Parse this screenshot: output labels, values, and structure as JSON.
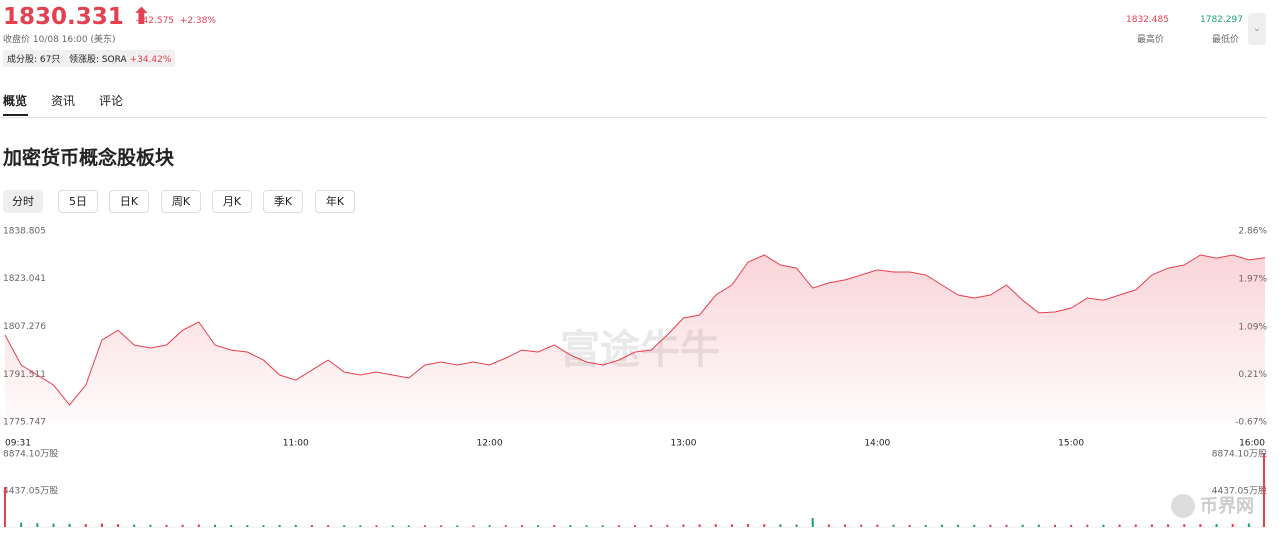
{
  "header": {
    "price": "1830.331",
    "change": "+42.575",
    "change_pct": "+2.38%",
    "close_time": "收盘价 10/08 16:00 (美东)",
    "constituents": "成分股: 67只",
    "leader": "领涨股: SORA",
    "leader_change": "+34.42%",
    "high": "1832.485",
    "high_label": "最高价",
    "low": "1782.297",
    "low_label": "最低价"
  },
  "tabs": [
    "概览",
    "资讯",
    "评论"
  ],
  "section_title": "加密货币概念股板块",
  "periods": [
    "分时",
    "5日",
    "日K",
    "周K",
    "月K",
    "季K",
    "年K"
  ],
  "watermark": "富途牛牛",
  "corner_logo": "币界网",
  "chart_data": [
    {
      "type": "line",
      "color": "#e5404f",
      "x": [
        "09:30",
        "09:35",
        "09:40",
        "09:45",
        "09:50",
        "09:55",
        "10:00",
        "10:05",
        "10:10",
        "10:15",
        "10:20",
        "10:25",
        "10:30",
        "10:35",
        "10:40",
        "10:45",
        "10:50",
        "10:55",
        "11:00",
        "11:05",
        "11:10",
        "11:15",
        "11:20",
        "11:25",
        "11:30",
        "11:35",
        "11:40",
        "11:45",
        "11:50",
        "11:55",
        "12:00",
        "12:05",
        "12:10",
        "12:15",
        "12:20",
        "12:25",
        "12:30",
        "12:35",
        "12:40",
        "12:45",
        "12:50",
        "12:55",
        "13:00",
        "13:05",
        "13:10",
        "13:15",
        "13:20",
        "13:25",
        "13:30",
        "13:35",
        "13:40",
        "13:45",
        "13:50",
        "13:55",
        "14:00",
        "14:05",
        "14:10",
        "14:15",
        "14:20",
        "14:25",
        "14:30",
        "14:35",
        "14:40",
        "14:45",
        "14:50",
        "14:55",
        "15:00",
        "15:05",
        "15:10",
        "15:15",
        "15:20",
        "15:25",
        "15:30",
        "15:35",
        "15:40",
        "15:45",
        "15:50",
        "15:55",
        "16:00"
      ],
      "values": [
        1804.8,
        1794.9,
        1791.6,
        1788.3,
        1781.7,
        1788.3,
        1803.1,
        1806.4,
        1801.5,
        1800.5,
        1801.5,
        1806.4,
        1809.1,
        1801.5,
        1799.8,
        1799.2,
        1796.5,
        1791.6,
        1789.9,
        1793.2,
        1796.5,
        1792.6,
        1791.6,
        1792.6,
        1791.6,
        1790.6,
        1794.9,
        1795.9,
        1794.9,
        1795.9,
        1794.9,
        1797.2,
        1799.8,
        1799.2,
        1801.5,
        1798.2,
        1795.9,
        1794.9,
        1796.5,
        1799.2,
        1799.8,
        1804.8,
        1810.4,
        1811.4,
        1818.0,
        1821.3,
        1828.9,
        1831.2,
        1827.9,
        1826.9,
        1820.3,
        1822.0,
        1823.0,
        1824.6,
        1826.3,
        1825.6,
        1825.6,
        1824.6,
        1821.3,
        1818.0,
        1817.0,
        1818.0,
        1821.3,
        1816.3,
        1812.1,
        1812.4,
        1813.7,
        1817.0,
        1816.3,
        1818.0,
        1819.7,
        1824.6,
        1826.9,
        1827.9,
        1831.2,
        1830.2,
        1831.2,
        1829.6,
        1830.331
      ],
      "ylim": [
        1775.747,
        1838.805
      ],
      "yticks": [
        1775.747,
        1791.511,
        1807.276,
        1823.041,
        1838.805
      ],
      "y2lim": [
        -0.67,
        2.86
      ],
      "y2ticks": [
        {
          "value": -0.67,
          "label": "-0.67%"
        },
        {
          "value": 0.21,
          "label": "0.21%"
        },
        {
          "value": 1.09,
          "label": "1.09%"
        },
        {
          "value": 1.97,
          "label": "1.97%"
        },
        {
          "value": 2.86,
          "label": "2.86%"
        }
      ],
      "xticks": [
        "09:31",
        "11:00",
        "12:00",
        "13:00",
        "14:00",
        "15:00",
        "16:00"
      ]
    },
    {
      "type": "bar",
      "up_color": "#e5404f",
      "down_color": "#1aa06d",
      "values": [
        4800,
        520,
        450,
        400,
        380,
        360,
        420,
        350,
        300,
        280,
        260,
        270,
        300,
        260,
        240,
        230,
        220,
        250,
        260,
        240,
        220,
        210,
        200,
        210,
        200,
        190,
        210,
        200,
        190,
        200,
        210,
        220,
        230,
        220,
        240,
        230,
        210,
        200,
        220,
        230,
        240,
        260,
        300,
        320,
        340,
        330,
        360,
        340,
        320,
        300,
        1080,
        320,
        300,
        280,
        290,
        270,
        260,
        250,
        280,
        270,
        260,
        250,
        260,
        270,
        280,
        270,
        260,
        280,
        270,
        290,
        300,
        320,
        330,
        340,
        350,
        360,
        380,
        420,
        8874.1
      ],
      "ylim": [
        0,
        8874.1
      ],
      "yticks": [
        {
          "value": 4437.05,
          "label": "4437.05万股"
        },
        {
          "value": 8874.1,
          "label": "8874.10万股"
        }
      ]
    }
  ]
}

Do this> Make an exact copy of every record, pictures excluded.

Written solution>
Parse this screenshot: output labels, values, and structure as JSON.
{
  "header": {
    "price": "1830.331",
    "change": "+42.575",
    "change_pct": "+2.38%",
    "close_time": "收盘价 10/08 16:00 (美东)",
    "constituents": "成分股: 67只",
    "leader": "领涨股: SORA",
    "leader_change": "+34.42%",
    "high": "1832.485",
    "high_label": "最高价",
    "low": "1782.297",
    "low_label": "最低价"
  },
  "tabs": [
    "概览",
    "资讯",
    "评论"
  ],
  "section_title": "加密货币概念股板块",
  "periods": [
    "分时",
    "5日",
    "日K",
    "周K",
    "月K",
    "季K",
    "年K"
  ],
  "watermark": "富途牛牛",
  "corner_logo": "币界网",
  "chart_data": [
    {
      "type": "line",
      "color": "#e5404f",
      "x": [
        "09:30",
        "09:35",
        "09:40",
        "09:45",
        "09:50",
        "09:55",
        "10:00",
        "10:05",
        "10:10",
        "10:15",
        "10:20",
        "10:25",
        "10:30",
        "10:35",
        "10:40",
        "10:45",
        "10:50",
        "10:55",
        "11:00",
        "11:05",
        "11:10",
        "11:15",
        "11:20",
        "11:25",
        "11:30",
        "11:35",
        "11:40",
        "11:45",
        "11:50",
        "11:55",
        "12:00",
        "12:05",
        "12:10",
        "12:15",
        "12:20",
        "12:25",
        "12:30",
        "12:35",
        "12:40",
        "12:45",
        "12:50",
        "12:55",
        "13:00",
        "13:05",
        "13:10",
        "13:15",
        "13:20",
        "13:25",
        "13:30",
        "13:35",
        "13:40",
        "13:45",
        "13:50",
        "13:55",
        "14:00",
        "14:05",
        "14:10",
        "14:15",
        "14:20",
        "14:25",
        "14:30",
        "14:35",
        "14:40",
        "14:45",
        "14:50",
        "14:55",
        "15:00",
        "15:05",
        "15:10",
        "15:15",
        "15:20",
        "15:25",
        "15:30",
        "15:35",
        "15:40",
        "15:45",
        "15:50",
        "15:55",
        "16:00"
      ],
      "values": [
        1804.8,
        1794.9,
        1791.6,
        1788.3,
        1781.7,
        1788.3,
        1803.1,
        1806.4,
        1801.5,
        1800.5,
        1801.5,
        1806.4,
        1809.1,
        1801.5,
        1799.8,
        1799.2,
        1796.5,
        1791.6,
        1789.9,
        1793.2,
        1796.5,
        1792.6,
        1791.6,
        1792.6,
        1791.6,
        1790.6,
        1794.9,
        1795.9,
        1794.9,
        1795.9,
        1794.9,
        1797.2,
        1799.8,
        1799.2,
        1801.5,
        1798.2,
        1795.9,
        1794.9,
        1796.5,
        1799.2,
        1799.8,
        1804.8,
        1810.4,
        1811.4,
        1818.0,
        1821.3,
        1828.9,
        1831.2,
        1827.9,
        1826.9,
        1820.3,
        1822.0,
        1823.0,
        1824.6,
        1826.3,
        1825.6,
        1825.6,
        1824.6,
        1821.3,
        1818.0,
        1817.0,
        1818.0,
        1821.3,
        1816.3,
        1812.1,
        1812.4,
        1813.7,
        1817.0,
        1816.3,
        1818.0,
        1819.7,
        1824.6,
        1826.9,
        1827.9,
        1831.2,
        1830.2,
        1831.2,
        1829.6,
        1830.331
      ],
      "ylim": [
        1775.747,
        1838.805
      ],
      "yticks": [
        1775.747,
        1791.511,
        1807.276,
        1823.041,
        1838.805
      ],
      "y2lim": [
        -0.67,
        2.86
      ],
      "y2ticks": [
        {
          "value": -0.67,
          "label": "-0.67%"
        },
        {
          "value": 0.21,
          "label": "0.21%"
        },
        {
          "value": 1.09,
          "label": "1.09%"
        },
        {
          "value": 1.97,
          "label": "1.97%"
        },
        {
          "value": 2.86,
          "label": "2.86%"
        }
      ],
      "xticks": [
        "09:31",
        "11:00",
        "12:00",
        "13:00",
        "14:00",
        "15:00",
        "16:00"
      ]
    },
    {
      "type": "bar",
      "up_color": "#e5404f",
      "down_color": "#1aa06d",
      "values": [
        4800,
        520,
        450,
        400,
        380,
        360,
        420,
        350,
        300,
        280,
        260,
        270,
        300,
        260,
        240,
        230,
        220,
        250,
        260,
        240,
        220,
        210,
        200,
        210,
        200,
        190,
        210,
        200,
        190,
        200,
        210,
        220,
        230,
        220,
        240,
        230,
        210,
        200,
        220,
        230,
        240,
        260,
        300,
        320,
        340,
        330,
        360,
        340,
        320,
        300,
        1080,
        320,
        300,
        280,
        290,
        270,
        260,
        250,
        280,
        270,
        260,
        250,
        260,
        270,
        280,
        270,
        260,
        280,
        270,
        290,
        300,
        320,
        330,
        340,
        350,
        360,
        380,
        420,
        8874.1
      ],
      "ylim": [
        0,
        8874.1
      ],
      "yticks": [
        {
          "value": 4437.05,
          "label": "4437.05万股"
        },
        {
          "value": 8874.1,
          "label": "8874.10万股"
        }
      ]
    }
  ]
}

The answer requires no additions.